Direction :: Of the lines in the entries below, state how many hold the word "painting". Say nothing else.

Data to process ::
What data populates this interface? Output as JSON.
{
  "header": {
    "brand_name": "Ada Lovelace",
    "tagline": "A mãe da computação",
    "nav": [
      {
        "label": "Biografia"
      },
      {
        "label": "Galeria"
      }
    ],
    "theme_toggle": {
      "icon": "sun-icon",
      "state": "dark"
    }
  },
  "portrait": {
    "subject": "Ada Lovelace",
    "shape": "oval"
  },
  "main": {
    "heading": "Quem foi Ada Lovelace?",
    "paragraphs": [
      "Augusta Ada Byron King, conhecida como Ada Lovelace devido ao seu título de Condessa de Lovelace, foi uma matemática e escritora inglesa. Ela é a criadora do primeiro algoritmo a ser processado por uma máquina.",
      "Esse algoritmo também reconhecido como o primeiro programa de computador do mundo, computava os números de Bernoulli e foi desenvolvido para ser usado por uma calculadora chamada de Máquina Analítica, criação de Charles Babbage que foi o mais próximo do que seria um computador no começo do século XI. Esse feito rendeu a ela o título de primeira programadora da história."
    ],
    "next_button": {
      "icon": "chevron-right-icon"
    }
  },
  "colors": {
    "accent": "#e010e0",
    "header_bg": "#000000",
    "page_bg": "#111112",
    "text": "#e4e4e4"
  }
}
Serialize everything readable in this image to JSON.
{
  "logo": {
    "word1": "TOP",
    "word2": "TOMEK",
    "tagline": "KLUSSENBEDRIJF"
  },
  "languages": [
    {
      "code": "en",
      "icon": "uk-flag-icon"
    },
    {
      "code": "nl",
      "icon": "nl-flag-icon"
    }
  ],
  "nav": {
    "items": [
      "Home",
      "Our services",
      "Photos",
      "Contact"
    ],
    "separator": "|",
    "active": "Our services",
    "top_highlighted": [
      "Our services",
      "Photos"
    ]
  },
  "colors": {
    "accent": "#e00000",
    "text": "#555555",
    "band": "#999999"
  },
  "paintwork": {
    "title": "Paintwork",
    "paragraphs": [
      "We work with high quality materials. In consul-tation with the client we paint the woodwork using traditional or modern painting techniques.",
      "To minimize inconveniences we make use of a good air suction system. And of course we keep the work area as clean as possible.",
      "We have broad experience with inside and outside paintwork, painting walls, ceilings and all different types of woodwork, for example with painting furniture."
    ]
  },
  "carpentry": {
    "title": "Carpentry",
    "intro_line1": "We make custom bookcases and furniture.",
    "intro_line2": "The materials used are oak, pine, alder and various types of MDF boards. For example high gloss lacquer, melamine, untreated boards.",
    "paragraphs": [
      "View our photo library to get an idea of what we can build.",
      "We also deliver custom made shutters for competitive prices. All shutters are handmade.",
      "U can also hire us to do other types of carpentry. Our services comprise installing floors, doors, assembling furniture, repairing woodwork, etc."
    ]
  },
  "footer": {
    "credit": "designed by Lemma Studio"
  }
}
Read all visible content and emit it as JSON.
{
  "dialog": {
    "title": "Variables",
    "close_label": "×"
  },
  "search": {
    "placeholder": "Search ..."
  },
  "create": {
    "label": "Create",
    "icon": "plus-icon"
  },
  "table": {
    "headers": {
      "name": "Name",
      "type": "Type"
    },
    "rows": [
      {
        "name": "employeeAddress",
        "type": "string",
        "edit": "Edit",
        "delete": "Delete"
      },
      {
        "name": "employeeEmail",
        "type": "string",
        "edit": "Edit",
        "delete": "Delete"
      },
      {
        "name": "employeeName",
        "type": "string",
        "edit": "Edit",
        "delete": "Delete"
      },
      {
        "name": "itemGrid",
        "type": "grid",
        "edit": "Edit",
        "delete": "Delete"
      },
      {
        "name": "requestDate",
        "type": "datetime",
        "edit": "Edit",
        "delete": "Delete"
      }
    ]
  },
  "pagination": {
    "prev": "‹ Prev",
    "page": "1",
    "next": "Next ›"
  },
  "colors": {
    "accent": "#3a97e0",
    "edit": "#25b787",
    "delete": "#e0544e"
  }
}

Task solution :: 2